> [What is being asked]:
Search the material below for the word "Supplies". Copy every line that has it.

> [Data to process]:

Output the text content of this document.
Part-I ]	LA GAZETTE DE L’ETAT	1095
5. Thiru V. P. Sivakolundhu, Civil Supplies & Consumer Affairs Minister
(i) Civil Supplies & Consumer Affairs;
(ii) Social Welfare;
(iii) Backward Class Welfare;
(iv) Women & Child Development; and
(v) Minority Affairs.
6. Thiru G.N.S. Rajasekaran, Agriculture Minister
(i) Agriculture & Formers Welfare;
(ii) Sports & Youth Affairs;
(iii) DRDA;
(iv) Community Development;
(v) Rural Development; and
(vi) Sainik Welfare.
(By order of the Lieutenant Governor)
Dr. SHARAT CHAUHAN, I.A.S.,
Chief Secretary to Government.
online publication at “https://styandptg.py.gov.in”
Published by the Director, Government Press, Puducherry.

---

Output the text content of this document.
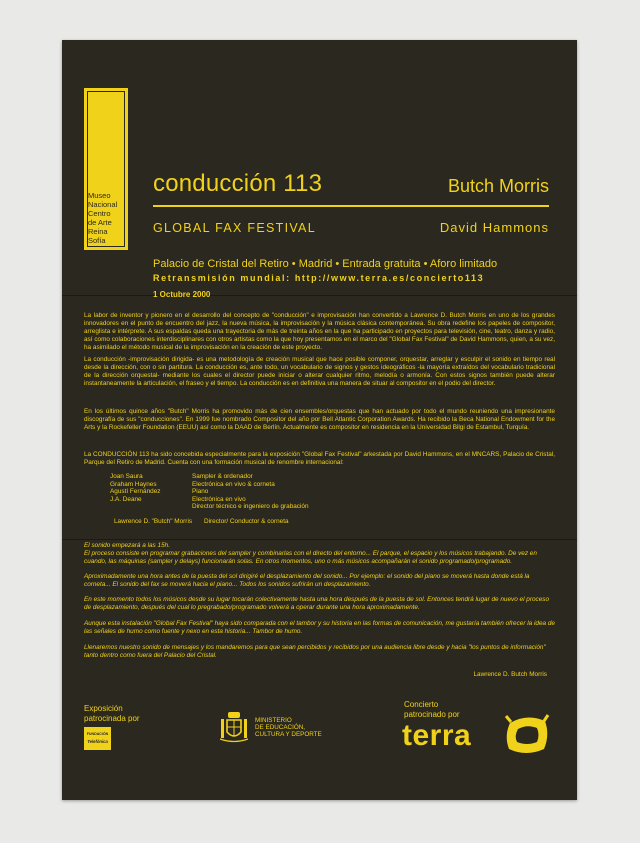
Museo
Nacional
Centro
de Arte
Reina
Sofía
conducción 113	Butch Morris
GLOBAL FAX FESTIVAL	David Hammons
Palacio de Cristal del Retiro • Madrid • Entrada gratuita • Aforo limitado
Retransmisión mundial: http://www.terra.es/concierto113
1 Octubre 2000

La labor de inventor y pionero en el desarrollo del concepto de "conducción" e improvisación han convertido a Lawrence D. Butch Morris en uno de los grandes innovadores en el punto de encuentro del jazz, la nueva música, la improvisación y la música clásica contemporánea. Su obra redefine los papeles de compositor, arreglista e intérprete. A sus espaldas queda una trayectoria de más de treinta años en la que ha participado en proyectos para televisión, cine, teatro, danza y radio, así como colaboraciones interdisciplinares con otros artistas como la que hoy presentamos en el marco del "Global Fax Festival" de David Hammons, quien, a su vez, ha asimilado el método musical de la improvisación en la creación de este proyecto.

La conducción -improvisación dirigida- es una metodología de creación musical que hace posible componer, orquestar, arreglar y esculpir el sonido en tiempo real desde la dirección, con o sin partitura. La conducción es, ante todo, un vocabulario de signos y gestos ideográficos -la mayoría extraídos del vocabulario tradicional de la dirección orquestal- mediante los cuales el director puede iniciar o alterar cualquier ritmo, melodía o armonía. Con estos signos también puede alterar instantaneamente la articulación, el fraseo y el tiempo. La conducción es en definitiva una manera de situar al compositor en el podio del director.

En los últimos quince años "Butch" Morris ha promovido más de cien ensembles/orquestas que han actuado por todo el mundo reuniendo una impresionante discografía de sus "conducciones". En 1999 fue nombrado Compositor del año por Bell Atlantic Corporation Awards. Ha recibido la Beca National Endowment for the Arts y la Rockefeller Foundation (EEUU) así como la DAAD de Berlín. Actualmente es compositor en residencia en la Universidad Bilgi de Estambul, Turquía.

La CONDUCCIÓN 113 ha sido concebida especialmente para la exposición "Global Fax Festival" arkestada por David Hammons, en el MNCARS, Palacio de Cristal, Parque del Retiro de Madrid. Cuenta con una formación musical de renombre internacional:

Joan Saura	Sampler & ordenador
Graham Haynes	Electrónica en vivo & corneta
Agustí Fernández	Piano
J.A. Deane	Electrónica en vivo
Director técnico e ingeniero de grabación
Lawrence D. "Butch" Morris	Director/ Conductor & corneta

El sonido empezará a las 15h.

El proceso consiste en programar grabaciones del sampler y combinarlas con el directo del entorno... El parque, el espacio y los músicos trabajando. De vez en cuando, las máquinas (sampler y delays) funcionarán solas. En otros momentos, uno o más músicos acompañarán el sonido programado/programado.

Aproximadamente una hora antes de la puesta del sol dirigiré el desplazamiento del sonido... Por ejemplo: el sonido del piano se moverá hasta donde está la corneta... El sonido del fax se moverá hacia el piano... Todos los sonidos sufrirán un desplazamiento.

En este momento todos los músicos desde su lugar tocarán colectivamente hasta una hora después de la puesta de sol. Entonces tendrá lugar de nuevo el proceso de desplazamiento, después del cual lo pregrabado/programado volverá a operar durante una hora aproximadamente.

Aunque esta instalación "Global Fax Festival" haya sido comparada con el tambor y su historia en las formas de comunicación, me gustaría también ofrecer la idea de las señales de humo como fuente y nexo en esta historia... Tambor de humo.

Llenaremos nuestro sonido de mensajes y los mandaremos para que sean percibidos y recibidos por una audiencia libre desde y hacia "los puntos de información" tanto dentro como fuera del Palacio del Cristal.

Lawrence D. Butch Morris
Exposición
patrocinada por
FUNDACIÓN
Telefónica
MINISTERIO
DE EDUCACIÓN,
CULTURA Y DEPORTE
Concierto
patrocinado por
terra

> [Output of the exercise]:
5. Thiru V. P. Sivakolundhu, Civil Supplies & Consumer Affairs Minister
(i) Civil Supplies & Consumer Affairs;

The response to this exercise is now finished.